## DESCRIPTION OF THE TASK
Restate the whole of the data below word for word, skipping the images.

START RECORDS SHOWN

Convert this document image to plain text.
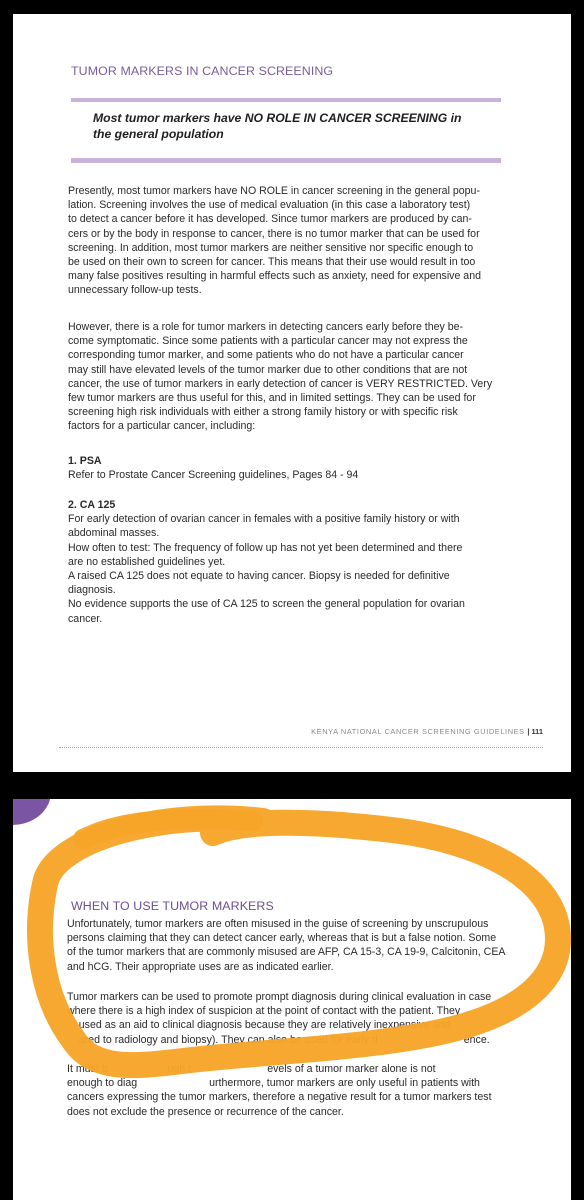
TUMOR MARKERS IN CANCER SCREENING
Most tumor markers have NO ROLE IN CANCER SCREENING in
the general population
Presently, most tumor markers have NO ROLE in cancer screening in the general popu-
lation. Screening involves the use of medical evaluation (in this case a laboratory test)
to detect a cancer before it has developed. Since tumor markers are produced by can-
cers or by the body in response to cancer, there is no tumor marker that can be used for
screening. In addition, most tumor markers are neither sensitive nor specific enough to
be used on their own to screen for cancer. This means that their use would result in too
many false positives resulting in harmful effects such as anxiety, need for expensive and
unnecessary follow-up tests.
However, there is a role for tumor markers in detecting cancers early before they be-
come symptomatic. Since some patients with a particular cancer may not express the
corresponding tumor marker, and some patients who do not have a particular cancer
may still have elevated levels of the tumor marker due to other conditions that are not
cancer, the use of tumor markers in early detection of cancer is VERY RESTRICTED. Very
few tumor markers are thus useful for this, and in limited settings. They can be used for
screening high risk individuals with either a strong family history or with specific risk
factors for a particular cancer, including:
1. PSA
Refer to Prostate Cancer Screening guidelines, Pages 84 - 94
2. CA 125
For early detection of ovarian cancer in females with a positive family history or with
abdominal masses.
How often to test: The frequency of follow up has not yet been determined and there
are no established guidelines yet.
A raised CA 125 does not equate to having cancer. Biopsy is needed for definitive
diagnosis.
No evidence supports the use of CA 125 to screen the general population for ovarian
cancer.
KENYA NATIONAL CANCER SCREENING GUIDELINES | 111
WHEN TO USE TUMOR MARKERS
Unfortunately, tumor markers are often misused in the guise of screening by unscrupulous
persons claiming that they can detect cancer early, whereas that is but a false notion. Some
of the tumor markers that are commonly misused are AFP, CA 15-3, CA 19-9, Calcitonin, CEA
and hCG. Their appropriate uses are as indicated earlier.
Tumor markers can be used to promote prompt diagnosis during clinical evaluation in case
where there is a high index of suspicion at the point of contact with the patient. They
used as an aid to clinical diagnosis because they are relatively inexpensive and
ared to radiology and biopsy). They can also be used for early d	ence.
It must b	ugh t	evels of a tumor marker alone is not
enough to diag	urthermore, tumor markers are only useful in patients with
cancers expressing the tumor markers, therefore a negative result for a tumor markers test
does not exclude the presence or recurrence of the cancer.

END RECORDS SHOWN

## SOLUTION TO THE PROBLEM
Convert this document image to plain text.
TUMOR MARKERS IN CANCER SCREENING
Most tumor markers have NO ROLE IN CANCER SCREENING in
the general population
Presently, most tumor markers have NO ROLE in cancer screening in the general popu-
lation. Screening involves the use of medical evaluation (in this case a laboratory test)
to detect a cancer before it has developed. Since tumor markers are produced by can-
cers or by the body in response to cancer, there is no tumor marker that can be used for
screening. In addition, most tumor markers are neither sensitive nor specific enough to
be used on their own to screen for cancer. This means that their use would result in too
many false positives resulting in harmful effects such as anxiety, need for expensive and
unnecessary follow-up tests.
However, there is a role for tumor markers in detecting cancers early before they be-
come symptomatic. Since some patients with a particular cancer may not express the
corresponding tumor marker, and some patients who do not have a particular cancer
may still have elevated levels of the tumor marker due to other conditions that are not
cancer, the use of tumor markers in early detection of cancer is VERY RESTRICTED. Very
few tumor markers are thus useful for this, and in limited settings. They can be used for
screening high risk individuals with either a strong family history or with specific risk
factors for a particular cancer, including:
1. PSA
Refer to Prostate Cancer Screening guidelines, Pages 84 - 94
2. CA 125
For early detection of ovarian cancer in females with a positive family history or with
abdominal masses.
How often to test: The frequency of follow up has not yet been determined and there
are no established guidelines yet.
A raised CA 125 does not equate to having cancer. Biopsy is needed for definitive
diagnosis.
No evidence supports the use of CA 125 to screen the general population for ovarian
cancer.
KENYA NATIONAL CANCER SCREENING GUIDELINES | 111
WHEN TO USE TUMOR MARKERS
Unfortunately, tumor markers are often misused in the guise of screening by unscrupulous
persons claiming that they can detect cancer early, whereas that is but a false notion. Some
of the tumor markers that are commonly misused are AFP, CA 15-3, CA 19-9, Calcitonin, CEA
and hCG. Their appropriate uses are as indicated earlier.
Tumor markers can be used to promote prompt diagnosis during clinical evaluation in case
where there is a high index of suspicion at the point of contact with the patient. They
used as an aid to clinical diagnosis because they are relatively inexpensive and
ared to radiology and biopsy). They can also be used for early d	ence.
It must b	ugh t	evels of a tumor marker alone is not
enough to diag	urthermore, tumor markers are only useful in patients with
cancers expressing the tumor markers, therefore a negative result for a tumor markers test
does not exclude the presence or recurrence of the cancer.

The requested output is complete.